### REQUIREMENTS
Every line holding the word "false" counts once. Give the total, nothing more.

### DATASET CONTENT
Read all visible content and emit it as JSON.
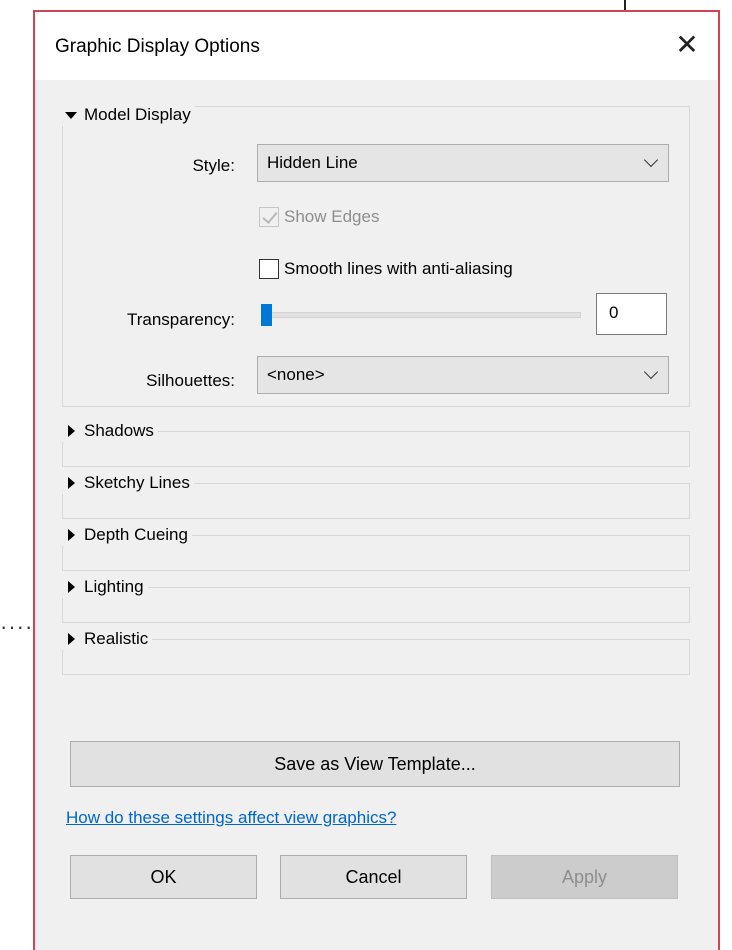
{
  "dialog": {
    "title": "Graphic Display Options",
    "close_glyph": "✕"
  },
  "model_display": {
    "header": "Model Display",
    "style_label": "Style:",
    "style_value": "Hidden Line",
    "show_edges_label": "Show Edges",
    "show_edges_checked": true,
    "show_edges_enabled": false,
    "smooth_lines_label": "Smooth lines with anti-aliasing",
    "smooth_lines_checked": false,
    "transparency_label": "Transparency:",
    "transparency_value": "0",
    "transparency_level": 0,
    "silhouettes_label": "Silhouettes:",
    "silhouettes_value": "<none>"
  },
  "sections": [
    {
      "label": "Shadows"
    },
    {
      "label": "Sketchy Lines"
    },
    {
      "label": "Depth Cueing"
    },
    {
      "label": "Lighting"
    },
    {
      "label": "Realistic"
    }
  ],
  "buttons": {
    "save_template": "Save as View Template...",
    "help_link": "How do these settings affect view graphics?",
    "ok": "OK",
    "cancel": "Cancel",
    "apply": "Apply"
  },
  "colors": {
    "accent": "#0078d7",
    "link": "#0066cc",
    "border_highlight": "#d04455"
  },
  "background": {
    "dots": "····"
  }
}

### SOLUTION TO THIS EXERCISE
2